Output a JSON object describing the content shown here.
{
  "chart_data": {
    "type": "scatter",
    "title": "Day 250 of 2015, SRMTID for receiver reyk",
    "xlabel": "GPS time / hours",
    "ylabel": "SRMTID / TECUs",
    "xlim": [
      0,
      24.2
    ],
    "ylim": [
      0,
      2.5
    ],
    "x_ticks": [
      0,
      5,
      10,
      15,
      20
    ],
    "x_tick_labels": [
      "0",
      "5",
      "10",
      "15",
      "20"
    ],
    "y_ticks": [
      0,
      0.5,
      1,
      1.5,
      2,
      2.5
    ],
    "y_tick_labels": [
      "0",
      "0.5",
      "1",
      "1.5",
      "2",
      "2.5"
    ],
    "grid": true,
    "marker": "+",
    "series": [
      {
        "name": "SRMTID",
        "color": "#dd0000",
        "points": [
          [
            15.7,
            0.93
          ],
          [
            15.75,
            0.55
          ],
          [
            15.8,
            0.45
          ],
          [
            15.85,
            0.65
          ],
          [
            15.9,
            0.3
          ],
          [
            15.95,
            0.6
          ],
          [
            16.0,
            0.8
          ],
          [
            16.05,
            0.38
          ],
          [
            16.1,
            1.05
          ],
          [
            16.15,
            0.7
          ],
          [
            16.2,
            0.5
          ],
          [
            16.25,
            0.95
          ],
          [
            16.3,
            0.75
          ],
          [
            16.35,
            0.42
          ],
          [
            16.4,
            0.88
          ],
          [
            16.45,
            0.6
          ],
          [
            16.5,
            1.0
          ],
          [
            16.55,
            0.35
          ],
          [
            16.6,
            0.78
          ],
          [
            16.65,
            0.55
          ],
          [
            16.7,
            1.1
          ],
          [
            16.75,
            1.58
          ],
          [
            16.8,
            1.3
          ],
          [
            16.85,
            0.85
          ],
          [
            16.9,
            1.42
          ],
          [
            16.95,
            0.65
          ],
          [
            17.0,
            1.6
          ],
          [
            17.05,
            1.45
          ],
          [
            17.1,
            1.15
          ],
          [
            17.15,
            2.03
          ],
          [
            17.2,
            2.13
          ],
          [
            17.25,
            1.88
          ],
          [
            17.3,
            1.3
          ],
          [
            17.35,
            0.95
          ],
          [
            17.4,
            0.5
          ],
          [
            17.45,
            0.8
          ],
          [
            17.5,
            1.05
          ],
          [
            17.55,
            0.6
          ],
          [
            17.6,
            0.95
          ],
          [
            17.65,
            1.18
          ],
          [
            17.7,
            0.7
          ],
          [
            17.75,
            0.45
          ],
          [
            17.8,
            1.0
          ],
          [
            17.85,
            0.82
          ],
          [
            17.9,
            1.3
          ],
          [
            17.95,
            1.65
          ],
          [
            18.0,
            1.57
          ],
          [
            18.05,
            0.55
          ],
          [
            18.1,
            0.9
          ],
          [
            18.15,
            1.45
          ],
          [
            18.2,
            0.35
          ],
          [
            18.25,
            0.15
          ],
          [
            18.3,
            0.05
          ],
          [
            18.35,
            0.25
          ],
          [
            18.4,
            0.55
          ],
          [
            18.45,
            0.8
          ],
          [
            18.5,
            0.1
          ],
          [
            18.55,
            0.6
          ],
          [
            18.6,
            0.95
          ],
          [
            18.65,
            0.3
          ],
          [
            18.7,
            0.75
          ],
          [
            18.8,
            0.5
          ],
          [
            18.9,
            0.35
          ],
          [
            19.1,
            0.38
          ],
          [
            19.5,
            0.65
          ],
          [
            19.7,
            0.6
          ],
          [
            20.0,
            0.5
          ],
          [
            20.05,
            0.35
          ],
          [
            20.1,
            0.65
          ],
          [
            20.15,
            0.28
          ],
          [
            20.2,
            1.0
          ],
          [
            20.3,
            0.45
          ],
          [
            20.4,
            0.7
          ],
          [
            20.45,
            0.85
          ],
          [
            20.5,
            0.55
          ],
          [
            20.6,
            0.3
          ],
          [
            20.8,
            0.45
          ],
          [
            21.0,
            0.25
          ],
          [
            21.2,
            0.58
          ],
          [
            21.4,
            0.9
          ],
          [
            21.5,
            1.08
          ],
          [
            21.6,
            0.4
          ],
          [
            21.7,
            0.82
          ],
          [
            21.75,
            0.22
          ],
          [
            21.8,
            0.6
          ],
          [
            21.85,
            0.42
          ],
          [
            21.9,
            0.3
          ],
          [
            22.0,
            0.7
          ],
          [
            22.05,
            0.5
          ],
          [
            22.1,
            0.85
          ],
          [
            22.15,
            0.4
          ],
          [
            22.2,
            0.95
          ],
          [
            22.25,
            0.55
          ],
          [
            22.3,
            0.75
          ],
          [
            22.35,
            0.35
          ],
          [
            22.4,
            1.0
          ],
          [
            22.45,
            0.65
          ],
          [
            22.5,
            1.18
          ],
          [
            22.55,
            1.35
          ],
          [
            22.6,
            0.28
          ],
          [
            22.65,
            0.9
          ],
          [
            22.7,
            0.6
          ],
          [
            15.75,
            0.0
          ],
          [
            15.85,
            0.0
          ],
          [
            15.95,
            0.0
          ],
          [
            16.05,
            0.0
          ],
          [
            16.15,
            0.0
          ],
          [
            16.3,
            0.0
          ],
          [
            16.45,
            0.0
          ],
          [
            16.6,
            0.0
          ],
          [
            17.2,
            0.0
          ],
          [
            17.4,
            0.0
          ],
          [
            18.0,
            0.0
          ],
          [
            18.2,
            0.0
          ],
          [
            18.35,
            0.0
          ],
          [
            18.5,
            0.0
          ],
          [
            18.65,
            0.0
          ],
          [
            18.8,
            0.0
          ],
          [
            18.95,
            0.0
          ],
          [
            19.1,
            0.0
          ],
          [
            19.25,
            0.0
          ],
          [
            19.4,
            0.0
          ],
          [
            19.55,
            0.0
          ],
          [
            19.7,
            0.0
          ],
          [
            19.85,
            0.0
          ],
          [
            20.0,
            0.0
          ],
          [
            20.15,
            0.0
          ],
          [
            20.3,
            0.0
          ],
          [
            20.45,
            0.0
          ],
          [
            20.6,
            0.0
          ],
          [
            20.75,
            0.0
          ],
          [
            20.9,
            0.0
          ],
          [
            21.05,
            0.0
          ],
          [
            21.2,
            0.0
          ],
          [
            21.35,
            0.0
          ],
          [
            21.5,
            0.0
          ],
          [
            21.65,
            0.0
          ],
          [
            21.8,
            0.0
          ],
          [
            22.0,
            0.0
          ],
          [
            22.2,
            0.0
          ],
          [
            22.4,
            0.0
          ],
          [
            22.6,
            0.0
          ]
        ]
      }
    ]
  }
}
──────────────────────────────
▶ What is required
Repeat the records above exactly as they appear.

▶ Completed task
Output a JSON object describing the content shown here.
{
  "chart_data": {
    "type": "scatter",
    "title": "Day 250 of 2015, SRMTID for receiver reyk",
    "xlabel": "GPS time / hours",
    "ylabel": "SRMTID / TECUs",
    "xlim": [
      0,
      24.2
    ],
    "ylim": [
      0,
      2.5
    ],
    "x_ticks": [
      0,
      5,
      10,
      15,
      20
    ],
    "x_tick_labels": [
      "0",
      "5",
      "10",
      "15",
      "20"
    ],
    "y_ticks": [
      0,
      0.5,
      1,
      1.5,
      2,
      2.5
    ],
    "y_tick_labels": [
      "0",
      "0.5",
      "1",
      "1.5",
      "2",
      "2.5"
    ],
    "grid": true,
    "marker": "+",
    "series": [
      {
        "name": "SRMTID",
        "color": "#dd0000",
        "points": [
          [
            15.7,
            0.93
          ],
          [
            15.75,
            0.55
          ],
          [
            15.8,
            0.45
          ],
          [
            15.85,
            0.65
          ],
          [
            15.9,
            0.3
          ],
          [
            15.95,
            0.6
          ],
          [
            16.0,
            0.8
          ],
          [
            16.05,
            0.38
          ],
          [
            16.1,
            1.05
          ],
          [
            16.15,
            0.7
          ],
          [
            16.2,
            0.5
          ],
          [
            16.25,
            0.95
          ],
          [
            16.3,
            0.75
          ],
          [
            16.35,
            0.42
          ],
          [
            16.4,
            0.88
          ],
          [
            16.45,
            0.6
          ],
          [
            16.5,
            1.0
          ],
          [
            16.55,
            0.35
          ],
          [
            16.6,
            0.78
          ],
          [
            16.65,
            0.55
          ],
          [
            16.7,
            1.1
          ],
          [
            16.75,
            1.58
          ],
          [
            16.8,
            1.3
          ],
          [
            16.85,
            0.85
          ],
          [
            16.9,
            1.42
          ],
          [
            16.95,
            0.65
          ],
          [
            17.0,
            1.6
          ],
          [
            17.05,
            1.45
          ],
          [
            17.1,
            1.15
          ],
          [
            17.15,
            2.03
          ],
          [
            17.2,
            2.13
          ],
          [
            17.25,
            1.88
          ],
          [
            17.3,
            1.3
          ],
          [
            17.35,
            0.95
          ],
          [
            17.4,
            0.5
          ],
          [
            17.45,
            0.8
          ],
          [
            17.5,
            1.05
          ],
          [
            17.55,
            0.6
          ],
          [
            17.6,
            0.95
          ],
          [
            17.65,
            1.18
          ],
          [
            17.7,
            0.7
          ],
          [
            17.75,
            0.45
          ],
          [
            17.8,
            1.0
          ],
          [
            17.85,
            0.82
          ],
          [
            17.9,
            1.3
          ],
          [
            17.95,
            1.65
          ],
          [
            18.0,
            1.57
          ],
          [
            18.05,
            0.55
          ],
          [
            18.1,
            0.9
          ],
          [
            18.15,
            1.45
          ],
          [
            18.2,
            0.35
          ],
          [
            18.25,
            0.15
          ],
          [
            18.3,
            0.05
          ],
          [
            18.35,
            0.25
          ],
          [
            18.4,
            0.55
          ],
          [
            18.45,
            0.8
          ],
          [
            18.5,
            0.1
          ],
          [
            18.55,
            0.6
          ],
          [
            18.6,
            0.95
          ],
          [
            18.65,
            0.3
          ],
          [
            18.7,
            0.75
          ],
          [
            18.8,
            0.5
          ],
          [
            18.9,
            0.35
          ],
          [
            19.1,
            0.38
          ],
          [
            19.5,
            0.65
          ],
          [
            19.7,
            0.6
          ],
          [
            20.0,
            0.5
          ],
          [
            20.05,
            0.35
          ],
          [
            20.1,
            0.65
          ],
          [
            20.15,
            0.28
          ],
          [
            20.2,
            1.0
          ],
          [
            20.3,
            0.45
          ],
          [
            20.4,
            0.7
          ],
          [
            20.45,
            0.85
          ],
          [
            20.5,
            0.55
          ],
          [
            20.6,
            0.3
          ],
          [
            20.8,
            0.45
          ],
          [
            21.0,
            0.25
          ],
          [
            21.2,
            0.58
          ],
          [
            21.4,
            0.9
          ],
          [
            21.5,
            1.08
          ],
          [
            21.6,
            0.4
          ],
          [
            21.7,
            0.82
          ],
          [
            21.75,
            0.22
          ],
          [
            21.8,
            0.6
          ],
          [
            21.85,
            0.42
          ],
          [
            21.9,
            0.3
          ],
          [
            22.0,
            0.7
          ],
          [
            22.05,
            0.5
          ],
          [
            22.1,
            0.85
          ],
          [
            22.15,
            0.4
          ],
          [
            22.2,
            0.95
          ],
          [
            22.25,
            0.55
          ],
          [
            22.3,
            0.75
          ],
          [
            22.35,
            0.35
          ],
          [
            22.4,
            1.0
          ],
          [
            22.45,
            0.65
          ],
          [
            22.5,
            1.18
          ],
          [
            22.55,
            1.35
          ],
          [
            22.6,
            0.28
          ],
          [
            22.65,
            0.9
          ],
          [
            22.7,
            0.6
          ],
          [
            15.75,
            0.0
          ],
          [
            15.85,
            0.0
          ],
          [
            15.95,
            0.0
          ],
          [
            16.05,
            0.0
          ],
          [
            16.15,
            0.0
          ],
          [
            16.3,
            0.0
          ],
          [
            16.45,
            0.0
          ],
          [
            16.6,
            0.0
          ],
          [
            17.2,
            0.0
          ],
          [
            17.4,
            0.0
          ],
          [
            18.0,
            0.0
          ],
          [
            18.2,
            0.0
          ],
          [
            18.35,
            0.0
          ],
          [
            18.5,
            0.0
          ],
          [
            18.65,
            0.0
          ],
          [
            18.8,
            0.0
          ],
          [
            18.95,
            0.0
          ],
          [
            19.1,
            0.0
          ],
          [
            19.25,
            0.0
          ],
          [
            19.4,
            0.0
          ],
          [
            19.55,
            0.0
          ],
          [
            19.7,
            0.0
          ],
          [
            19.85,
            0.0
          ],
          [
            20.0,
            0.0
          ],
          [
            20.15,
            0.0
          ],
          [
            20.3,
            0.0
          ],
          [
            20.45,
            0.0
          ],
          [
            20.6,
            0.0
          ],
          [
            20.75,
            0.0
          ],
          [
            20.9,
            0.0
          ],
          [
            21.05,
            0.0
          ],
          [
            21.2,
            0.0
          ],
          [
            21.35,
            0.0
          ],
          [
            21.5,
            0.0
          ],
          [
            21.65,
            0.0
          ],
          [
            21.8,
            0.0
          ],
          [
            22.0,
            0.0
          ],
          [
            22.2,
            0.0
          ],
          [
            22.4,
            0.0
          ],
          [
            22.6,
            0.0
          ]
        ]
      }
    ]
  }
}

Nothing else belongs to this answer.